## BEGIN Records to process

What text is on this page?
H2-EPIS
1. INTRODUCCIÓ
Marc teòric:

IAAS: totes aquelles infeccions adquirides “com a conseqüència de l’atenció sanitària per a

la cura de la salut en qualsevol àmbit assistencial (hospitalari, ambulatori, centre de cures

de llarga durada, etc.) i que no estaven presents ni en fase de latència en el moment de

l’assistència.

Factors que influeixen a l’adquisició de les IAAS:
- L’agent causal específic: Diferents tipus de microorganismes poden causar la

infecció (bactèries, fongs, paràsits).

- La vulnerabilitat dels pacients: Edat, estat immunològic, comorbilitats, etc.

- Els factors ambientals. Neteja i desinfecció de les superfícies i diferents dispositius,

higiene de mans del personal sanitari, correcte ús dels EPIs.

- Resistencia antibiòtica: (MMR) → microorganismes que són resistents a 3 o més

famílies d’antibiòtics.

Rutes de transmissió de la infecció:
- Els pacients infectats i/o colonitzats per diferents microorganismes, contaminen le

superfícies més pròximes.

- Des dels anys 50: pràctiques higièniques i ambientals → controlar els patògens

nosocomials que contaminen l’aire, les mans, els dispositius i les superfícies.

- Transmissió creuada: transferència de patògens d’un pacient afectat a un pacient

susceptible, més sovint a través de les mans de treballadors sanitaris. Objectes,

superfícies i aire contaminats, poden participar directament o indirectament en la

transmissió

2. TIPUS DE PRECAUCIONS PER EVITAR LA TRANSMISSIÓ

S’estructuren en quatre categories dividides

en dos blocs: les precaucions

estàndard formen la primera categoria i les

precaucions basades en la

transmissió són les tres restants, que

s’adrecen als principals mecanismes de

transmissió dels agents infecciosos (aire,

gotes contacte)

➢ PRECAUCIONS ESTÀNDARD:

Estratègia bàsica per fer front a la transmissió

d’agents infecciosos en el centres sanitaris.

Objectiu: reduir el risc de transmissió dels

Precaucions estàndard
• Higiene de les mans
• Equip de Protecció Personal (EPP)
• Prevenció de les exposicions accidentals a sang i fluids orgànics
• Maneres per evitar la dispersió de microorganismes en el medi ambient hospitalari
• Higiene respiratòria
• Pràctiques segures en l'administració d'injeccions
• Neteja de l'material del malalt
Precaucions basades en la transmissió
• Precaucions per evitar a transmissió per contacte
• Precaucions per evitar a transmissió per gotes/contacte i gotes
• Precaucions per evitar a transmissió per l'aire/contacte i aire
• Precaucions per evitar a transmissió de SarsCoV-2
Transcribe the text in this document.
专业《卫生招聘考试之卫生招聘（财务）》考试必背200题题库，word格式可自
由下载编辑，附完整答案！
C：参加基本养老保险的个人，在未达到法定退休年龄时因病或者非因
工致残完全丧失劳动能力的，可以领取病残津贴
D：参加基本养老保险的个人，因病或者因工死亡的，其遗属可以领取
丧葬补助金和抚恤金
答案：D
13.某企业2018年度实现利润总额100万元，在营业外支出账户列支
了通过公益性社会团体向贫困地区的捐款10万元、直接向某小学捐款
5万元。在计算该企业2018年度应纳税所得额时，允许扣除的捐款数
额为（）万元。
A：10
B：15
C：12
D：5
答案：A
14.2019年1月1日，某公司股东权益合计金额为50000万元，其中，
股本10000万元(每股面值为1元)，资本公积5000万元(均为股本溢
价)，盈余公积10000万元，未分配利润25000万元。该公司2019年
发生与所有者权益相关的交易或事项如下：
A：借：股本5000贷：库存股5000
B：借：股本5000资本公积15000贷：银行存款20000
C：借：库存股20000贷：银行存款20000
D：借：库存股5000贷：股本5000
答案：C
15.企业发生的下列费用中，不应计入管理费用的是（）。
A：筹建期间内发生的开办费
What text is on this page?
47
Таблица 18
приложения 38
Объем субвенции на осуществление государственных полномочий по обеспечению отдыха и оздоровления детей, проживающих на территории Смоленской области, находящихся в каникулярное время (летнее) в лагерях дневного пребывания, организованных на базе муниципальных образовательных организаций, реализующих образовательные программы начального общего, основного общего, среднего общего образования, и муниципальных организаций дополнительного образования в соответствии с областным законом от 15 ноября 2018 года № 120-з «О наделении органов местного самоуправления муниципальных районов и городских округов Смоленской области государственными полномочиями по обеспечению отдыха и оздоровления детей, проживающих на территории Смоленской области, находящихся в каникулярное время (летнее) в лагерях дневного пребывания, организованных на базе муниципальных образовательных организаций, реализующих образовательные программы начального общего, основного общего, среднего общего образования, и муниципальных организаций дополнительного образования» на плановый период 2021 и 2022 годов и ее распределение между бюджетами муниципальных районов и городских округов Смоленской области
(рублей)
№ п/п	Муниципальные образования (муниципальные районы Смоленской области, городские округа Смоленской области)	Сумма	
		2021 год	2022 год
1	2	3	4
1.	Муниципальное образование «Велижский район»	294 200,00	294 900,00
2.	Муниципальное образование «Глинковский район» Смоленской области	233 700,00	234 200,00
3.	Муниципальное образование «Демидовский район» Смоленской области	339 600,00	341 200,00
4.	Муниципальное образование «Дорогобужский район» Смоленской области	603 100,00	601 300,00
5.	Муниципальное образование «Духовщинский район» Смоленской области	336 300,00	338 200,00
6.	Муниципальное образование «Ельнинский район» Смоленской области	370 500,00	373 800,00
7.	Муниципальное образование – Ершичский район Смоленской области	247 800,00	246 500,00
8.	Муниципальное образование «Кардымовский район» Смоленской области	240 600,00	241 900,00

## END Records to process

Pick out each line above that includes "ambientals" and show it.

- Els factors ambientals. Neteja i desinfecció de les superfícies i diferents dispositius,
- Des dels anys 50: pràctiques higièniques i ambientals → controlar els patògens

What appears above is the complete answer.